## Your task
Make an exact copy of the entries, and keep any pictures out of it.

Dataset entries on figures
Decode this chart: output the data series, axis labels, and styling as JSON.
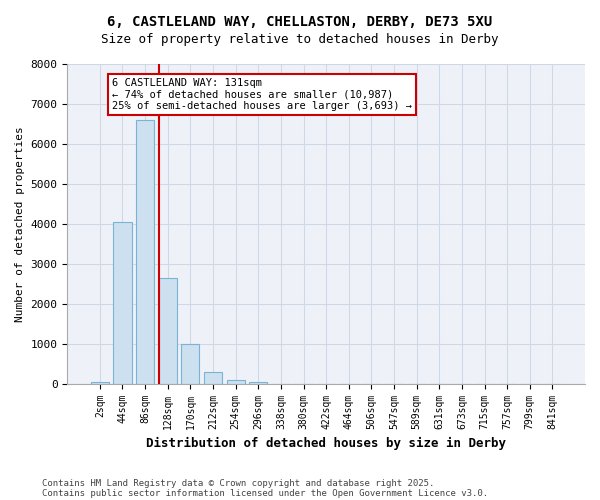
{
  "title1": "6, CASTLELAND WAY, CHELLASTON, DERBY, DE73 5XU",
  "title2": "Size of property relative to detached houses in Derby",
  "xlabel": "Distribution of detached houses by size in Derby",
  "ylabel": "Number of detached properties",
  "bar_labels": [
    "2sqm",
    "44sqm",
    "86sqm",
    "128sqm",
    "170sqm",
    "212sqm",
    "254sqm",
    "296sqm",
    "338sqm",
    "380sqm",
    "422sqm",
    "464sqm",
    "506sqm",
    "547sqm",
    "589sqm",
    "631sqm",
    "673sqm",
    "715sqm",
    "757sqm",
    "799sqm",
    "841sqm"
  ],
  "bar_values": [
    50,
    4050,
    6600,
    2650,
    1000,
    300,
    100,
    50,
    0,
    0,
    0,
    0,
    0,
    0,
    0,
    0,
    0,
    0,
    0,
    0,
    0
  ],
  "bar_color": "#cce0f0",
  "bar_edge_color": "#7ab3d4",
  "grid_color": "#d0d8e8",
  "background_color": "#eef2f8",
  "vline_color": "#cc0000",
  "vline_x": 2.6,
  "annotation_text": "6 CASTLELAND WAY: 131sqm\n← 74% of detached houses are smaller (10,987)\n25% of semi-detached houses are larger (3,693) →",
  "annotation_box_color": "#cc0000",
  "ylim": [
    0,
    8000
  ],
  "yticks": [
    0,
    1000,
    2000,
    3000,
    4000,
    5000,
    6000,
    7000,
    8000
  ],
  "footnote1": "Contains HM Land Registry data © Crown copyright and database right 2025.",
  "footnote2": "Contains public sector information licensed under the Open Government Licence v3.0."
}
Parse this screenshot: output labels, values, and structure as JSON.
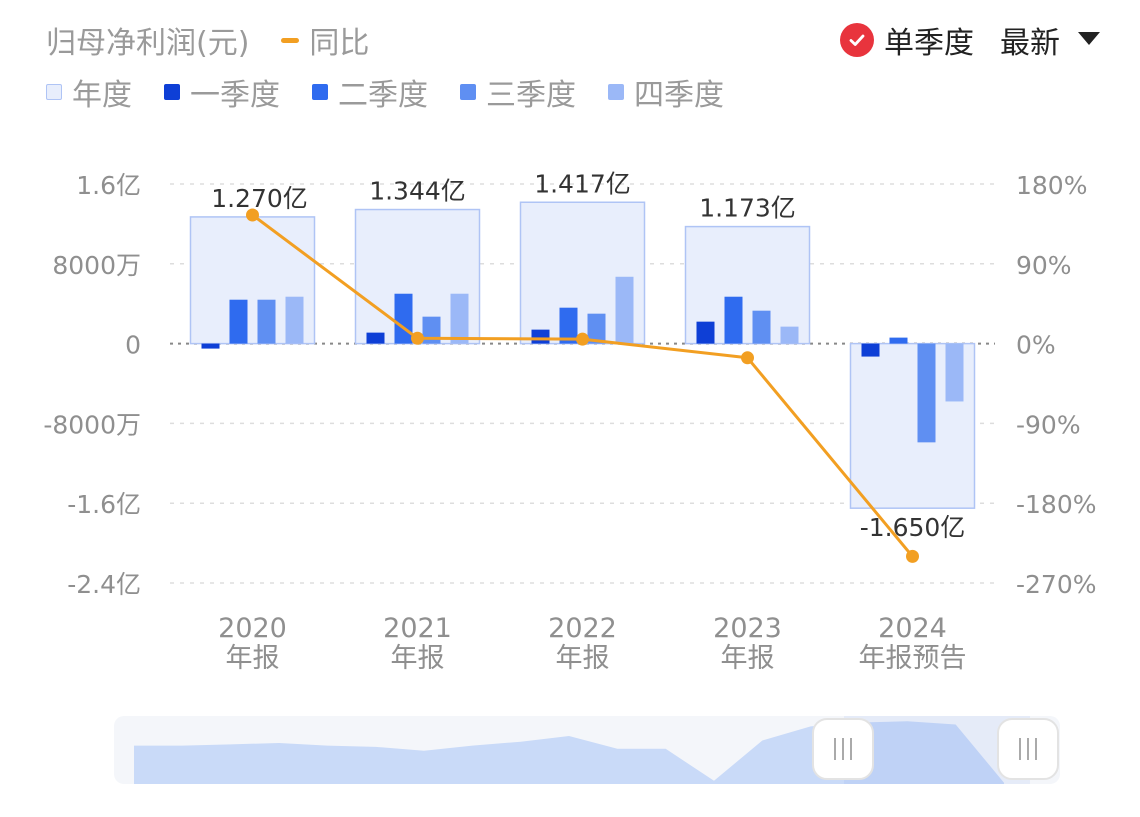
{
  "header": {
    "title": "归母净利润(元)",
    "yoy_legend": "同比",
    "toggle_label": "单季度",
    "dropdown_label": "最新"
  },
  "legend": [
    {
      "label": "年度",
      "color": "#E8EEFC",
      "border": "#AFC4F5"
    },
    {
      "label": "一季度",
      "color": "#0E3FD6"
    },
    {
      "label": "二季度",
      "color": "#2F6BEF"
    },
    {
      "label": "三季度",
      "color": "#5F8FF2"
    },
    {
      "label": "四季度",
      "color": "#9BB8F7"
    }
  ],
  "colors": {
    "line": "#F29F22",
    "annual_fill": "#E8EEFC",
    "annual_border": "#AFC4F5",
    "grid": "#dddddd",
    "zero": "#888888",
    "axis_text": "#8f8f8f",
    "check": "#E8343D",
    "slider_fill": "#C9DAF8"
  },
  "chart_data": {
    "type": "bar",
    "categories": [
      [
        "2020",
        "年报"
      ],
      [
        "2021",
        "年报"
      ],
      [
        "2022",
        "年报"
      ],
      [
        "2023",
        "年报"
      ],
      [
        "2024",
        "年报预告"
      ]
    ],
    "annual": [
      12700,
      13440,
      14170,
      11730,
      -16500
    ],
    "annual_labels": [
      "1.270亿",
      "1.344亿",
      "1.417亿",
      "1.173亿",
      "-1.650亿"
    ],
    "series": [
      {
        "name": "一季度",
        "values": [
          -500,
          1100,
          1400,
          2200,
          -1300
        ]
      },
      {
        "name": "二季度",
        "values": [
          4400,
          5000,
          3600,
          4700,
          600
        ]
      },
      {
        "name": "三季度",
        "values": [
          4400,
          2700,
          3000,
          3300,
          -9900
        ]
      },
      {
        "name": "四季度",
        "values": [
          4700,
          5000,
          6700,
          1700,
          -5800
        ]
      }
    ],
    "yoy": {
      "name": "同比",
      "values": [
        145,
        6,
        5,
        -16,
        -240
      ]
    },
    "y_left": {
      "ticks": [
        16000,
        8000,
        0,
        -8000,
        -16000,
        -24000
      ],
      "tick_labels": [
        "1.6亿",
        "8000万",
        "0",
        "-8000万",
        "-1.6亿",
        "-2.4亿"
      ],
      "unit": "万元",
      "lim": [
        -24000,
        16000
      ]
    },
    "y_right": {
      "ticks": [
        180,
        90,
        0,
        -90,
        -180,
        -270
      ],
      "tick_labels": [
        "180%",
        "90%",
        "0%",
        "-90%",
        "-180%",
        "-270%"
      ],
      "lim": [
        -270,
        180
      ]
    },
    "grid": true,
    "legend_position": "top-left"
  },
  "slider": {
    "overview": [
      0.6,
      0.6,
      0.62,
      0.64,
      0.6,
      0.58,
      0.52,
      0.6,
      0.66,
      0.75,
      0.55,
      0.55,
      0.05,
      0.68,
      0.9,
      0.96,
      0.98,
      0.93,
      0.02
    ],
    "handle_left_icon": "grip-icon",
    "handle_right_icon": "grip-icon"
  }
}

## Correct output
Decode this chart: output the data series, axis labels, and styling as JSON.
{
  "title1": "6, CASTLELAND WAY, CHELLASTON, DERBY, DE73 5XU",
  "title2": "Size of property relative to detached houses in Derby",
  "xlabel": "Distribution of detached houses by size in Derby",
  "ylabel": "Number of detached properties",
  "bar_labels": [
    "2sqm",
    "44sqm",
    "86sqm",
    "128sqm",
    "170sqm",
    "212sqm",
    "254sqm",
    "296sqm",
    "338sqm",
    "380sqm",
    "422sqm",
    "464sqm",
    "506sqm",
    "547sqm",
    "589sqm",
    "631sqm",
    "673sqm",
    "715sqm",
    "757sqm",
    "799sqm",
    "841sqm"
  ],
  "bar_values": [
    50,
    4050,
    6600,
    2650,
    1000,
    300,
    100,
    50,
    0,
    0,
    0,
    0,
    0,
    0,
    0,
    0,
    0,
    0,
    0,
    0,
    0
  ],
  "bar_color": "#cce0f0",
  "bar_edge_color": "#7ab3d4",
  "grid_color": "#d0d8e8",
  "background_color": "#eef2f8",
  "vline_color": "#cc0000",
  "vline_x": 2.6,
  "annotation_text": "6 CASTLELAND WAY: 131sqm\n← 74% of detached houses are smaller (10,987)\n25% of semi-detached houses are larger (3,693) →",
  "annotation_box_color": "#cc0000",
  "ylim": [
    0,
    8000
  ],
  "yticks": [
    0,
    1000,
    2000,
    3000,
    4000,
    5000,
    6000,
    7000,
    8000
  ],
  "footnote1": "Contains HM Land Registry data © Crown copyright and database right 2025.",
  "footnote2": "Contains public sector information licensed under the Open Government Licence v3.0."
}
Parse this screenshot: output labels, values, and structure as JSON.
{
  "header": {
    "title": "归母净利润(元)",
    "yoy_legend": "同比",
    "toggle_label": "单季度",
    "dropdown_label": "最新"
  },
  "legend": [
    {
      "label": "年度",
      "color": "#E8EEFC",
      "border": "#AFC4F5"
    },
    {
      "label": "一季度",
      "color": "#0E3FD6"
    },
    {
      "label": "二季度",
      "color": "#2F6BEF"
    },
    {
      "label": "三季度",
      "color": "#5F8FF2"
    },
    {
      "label": "四季度",
      "color": "#9BB8F7"
    }
  ],
  "colors": {
    "line": "#F29F22",
    "annual_fill": "#E8EEFC",
    "annual_border": "#AFC4F5",
    "grid": "#dddddd",
    "zero": "#888888",
    "axis_text": "#8f8f8f",
    "check": "#E8343D",
    "slider_fill": "#C9DAF8"
  },
  "chart_data": {
    "type": "bar",
    "categories": [
      [
        "2020",
        "年报"
      ],
      [
        "2021",
        "年报"
      ],
      [
        "2022",
        "年报"
      ],
      [
        "2023",
        "年报"
      ],
      [
        "2024",
        "年报预告"
      ]
    ],
    "annual": [
      12700,
      13440,
      14170,
      11730,
      -16500
    ],
    "annual_labels": [
      "1.270亿",
      "1.344亿",
      "1.417亿",
      "1.173亿",
      "-1.650亿"
    ],
    "series": [
      {
        "name": "一季度",
        "values": [
          -500,
          1100,
          1400,
          2200,
          -1300
        ]
      },
      {
        "name": "二季度",
        "values": [
          4400,
          5000,
          3600,
          4700,
          600
        ]
      },
      {
        "name": "三季度",
        "values": [
          4400,
          2700,
          3000,
          3300,
          -9900
        ]
      },
      {
        "name": "四季度",
        "values": [
          4700,
          5000,
          6700,
          1700,
          -5800
        ]
      }
    ],
    "yoy": {
      "name": "同比",
      "values": [
        145,
        6,
        5,
        -16,
        -240
      ]
    },
    "y_left": {
      "ticks": [
        16000,
        8000,
        0,
        -8000,
        -16000,
        -24000
      ],
      "tick_labels": [
        "1.6亿",
        "8000万",
        "0",
        "-8000万",
        "-1.6亿",
        "-2.4亿"
      ],
      "unit": "万元",
      "lim": [
        -24000,
        16000
      ]
    },
    "y_right": {
      "ticks": [
        180,
        90,
        0,
        -90,
        -180,
        -270
      ],
      "tick_labels": [
        "180%",
        "90%",
        "0%",
        "-90%",
        "-180%",
        "-270%"
      ],
      "lim": [
        -270,
        180
      ]
    },
    "grid": true,
    "legend_position": "top-left"
  },
  "slider": {
    "overview": [
      0.6,
      0.6,
      0.62,
      0.64,
      0.6,
      0.58,
      0.52,
      0.6,
      0.66,
      0.75,
      0.55,
      0.55,
      0.05,
      0.68,
      0.9,
      0.96,
      0.98,
      0.93,
      0.02
    ],
    "handle_left_icon": "grip-icon",
    "handle_right_icon": "grip-icon"
  }
}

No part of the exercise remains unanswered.